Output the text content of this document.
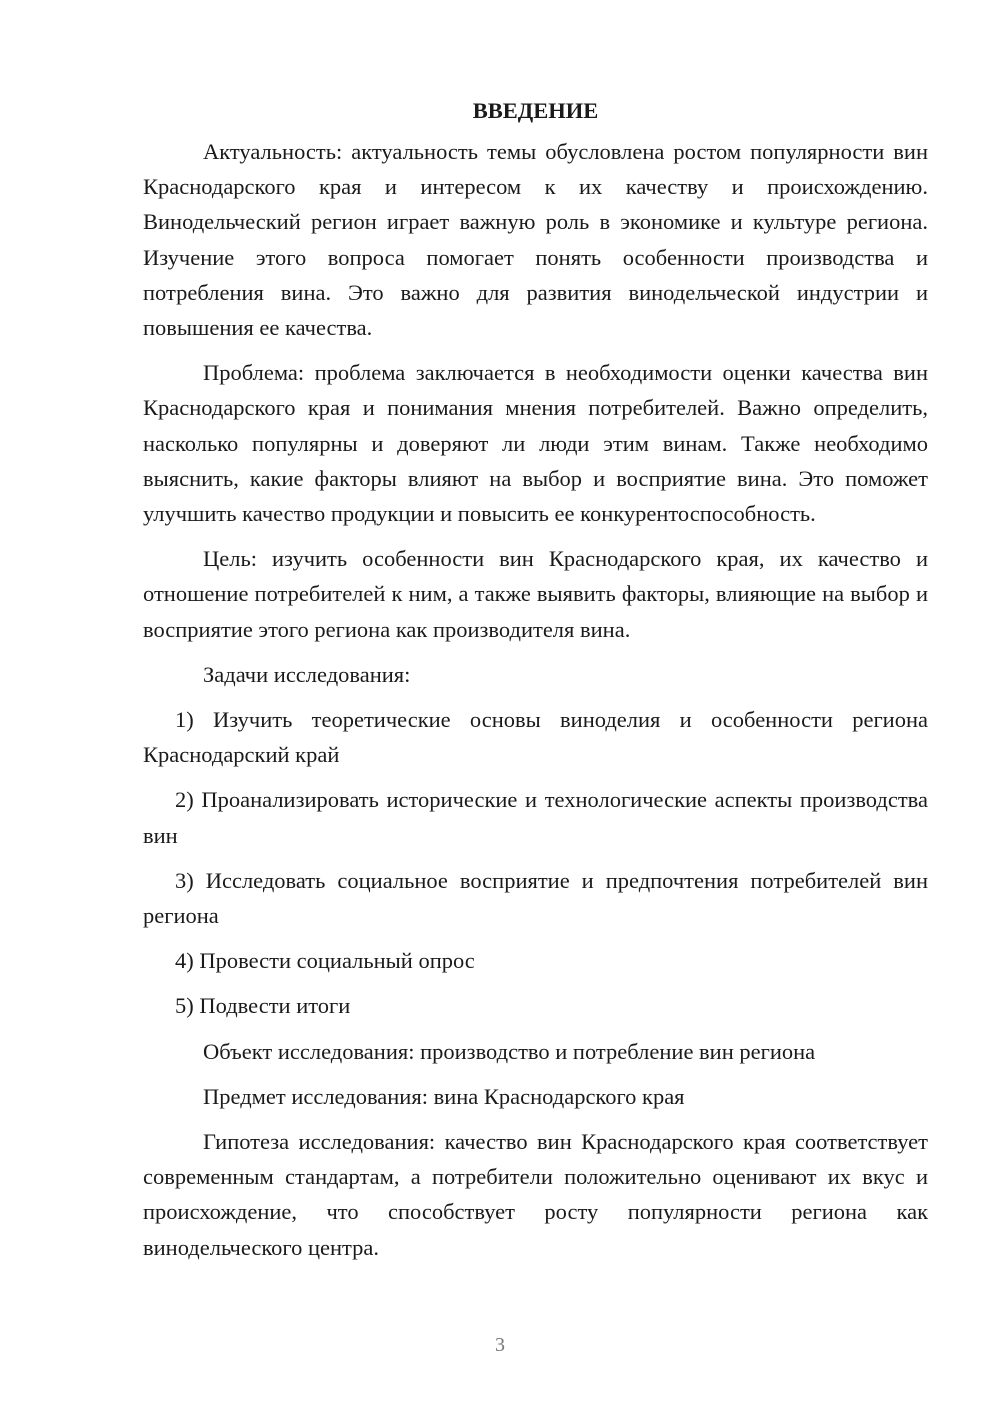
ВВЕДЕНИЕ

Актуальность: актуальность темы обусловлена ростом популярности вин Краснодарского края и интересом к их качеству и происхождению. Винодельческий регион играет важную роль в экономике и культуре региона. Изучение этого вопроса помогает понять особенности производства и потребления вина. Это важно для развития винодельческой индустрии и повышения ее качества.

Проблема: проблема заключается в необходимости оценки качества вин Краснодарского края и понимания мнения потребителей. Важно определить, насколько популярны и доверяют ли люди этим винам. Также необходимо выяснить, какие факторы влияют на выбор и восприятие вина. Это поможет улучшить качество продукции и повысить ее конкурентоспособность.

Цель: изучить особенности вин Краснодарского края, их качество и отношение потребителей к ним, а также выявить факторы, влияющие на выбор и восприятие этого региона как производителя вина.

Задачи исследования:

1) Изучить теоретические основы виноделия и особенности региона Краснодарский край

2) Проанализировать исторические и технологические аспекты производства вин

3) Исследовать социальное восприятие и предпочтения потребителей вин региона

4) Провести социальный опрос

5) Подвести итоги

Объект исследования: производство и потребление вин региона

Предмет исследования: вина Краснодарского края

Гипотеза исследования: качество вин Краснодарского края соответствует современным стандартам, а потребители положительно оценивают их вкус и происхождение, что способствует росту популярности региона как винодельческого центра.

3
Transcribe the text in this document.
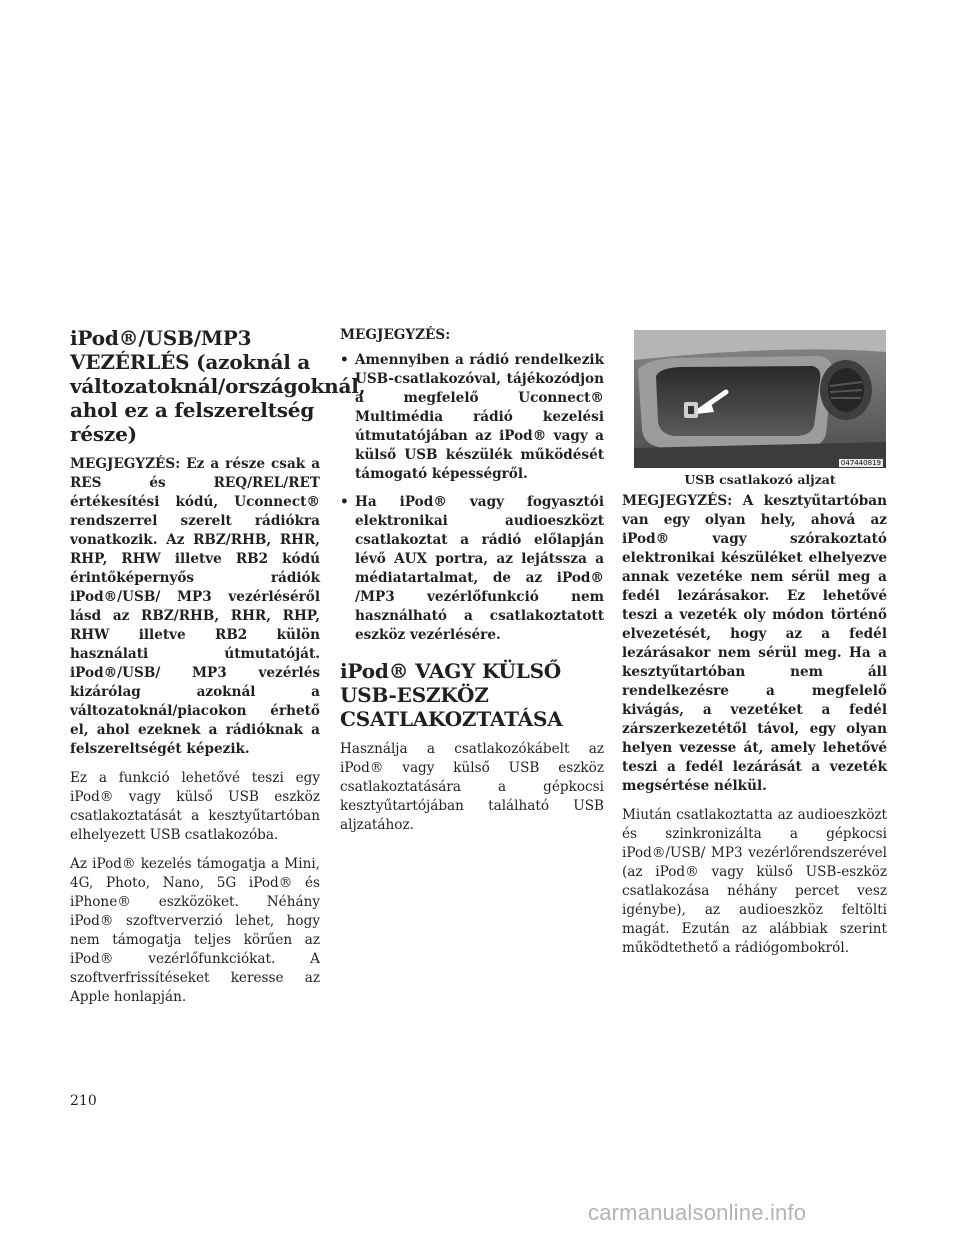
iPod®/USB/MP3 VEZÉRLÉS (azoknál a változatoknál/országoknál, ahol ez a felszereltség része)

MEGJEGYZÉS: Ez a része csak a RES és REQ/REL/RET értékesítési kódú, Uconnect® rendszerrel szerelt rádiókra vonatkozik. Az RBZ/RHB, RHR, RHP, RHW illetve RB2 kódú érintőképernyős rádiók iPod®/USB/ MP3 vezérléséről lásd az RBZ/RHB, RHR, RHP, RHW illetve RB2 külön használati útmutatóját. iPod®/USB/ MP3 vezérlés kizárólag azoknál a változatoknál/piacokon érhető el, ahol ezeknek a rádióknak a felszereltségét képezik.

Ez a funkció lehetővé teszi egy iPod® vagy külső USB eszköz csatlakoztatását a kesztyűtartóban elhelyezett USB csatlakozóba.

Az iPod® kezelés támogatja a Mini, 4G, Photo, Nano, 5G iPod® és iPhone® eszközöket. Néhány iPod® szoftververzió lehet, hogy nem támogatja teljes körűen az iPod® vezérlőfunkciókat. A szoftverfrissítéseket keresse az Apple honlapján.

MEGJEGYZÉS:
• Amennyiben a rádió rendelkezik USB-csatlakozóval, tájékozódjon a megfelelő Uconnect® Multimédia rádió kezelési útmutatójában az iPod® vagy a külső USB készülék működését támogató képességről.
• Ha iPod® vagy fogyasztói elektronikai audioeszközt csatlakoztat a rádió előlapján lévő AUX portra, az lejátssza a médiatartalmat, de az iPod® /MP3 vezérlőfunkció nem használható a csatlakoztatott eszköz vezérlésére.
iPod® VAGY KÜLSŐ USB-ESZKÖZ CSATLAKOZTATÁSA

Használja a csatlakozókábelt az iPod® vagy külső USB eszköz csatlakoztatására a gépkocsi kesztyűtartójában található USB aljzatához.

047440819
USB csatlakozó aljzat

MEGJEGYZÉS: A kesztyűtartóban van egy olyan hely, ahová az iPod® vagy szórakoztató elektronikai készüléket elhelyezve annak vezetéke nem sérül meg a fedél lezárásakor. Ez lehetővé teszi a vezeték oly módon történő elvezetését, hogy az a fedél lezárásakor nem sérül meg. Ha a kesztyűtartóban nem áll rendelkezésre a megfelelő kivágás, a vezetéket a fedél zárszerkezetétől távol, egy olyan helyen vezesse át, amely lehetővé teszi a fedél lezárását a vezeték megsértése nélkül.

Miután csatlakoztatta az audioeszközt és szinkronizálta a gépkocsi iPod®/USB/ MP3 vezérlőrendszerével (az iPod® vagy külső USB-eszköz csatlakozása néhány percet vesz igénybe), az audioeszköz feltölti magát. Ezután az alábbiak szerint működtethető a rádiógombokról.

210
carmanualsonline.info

Given task. Copy every line above in which the string "kesztyűtartóban" shows up.

Response to this task.
Ez a funkció lehetővé teszi egy iPod® vagy külső USB eszköz csatlakoztatását a kesztyűtartóban elhelyezett USB csatlakozóba.
MEGJEGYZÉS: A kesztyűtartóban van egy olyan hely, ahová az iPod® vagy szórakoztató elektronikai készüléket elhelyezve annak vezetéke nem sérül meg a fedél lezárásakor. Ez lehetővé teszi a vezeték oly módon történő elvezetését, hogy az a fedél lezárásakor nem sérül meg. Ha a kesztyűtartóban nem áll rendelkezésre a megfelelő kivágás, a vezetéket a fedél zárszerkezetétől távol, egy olyan helyen vezesse át, amely lehetővé teszi a fedél lezárását a vezeték megsértése nélkül.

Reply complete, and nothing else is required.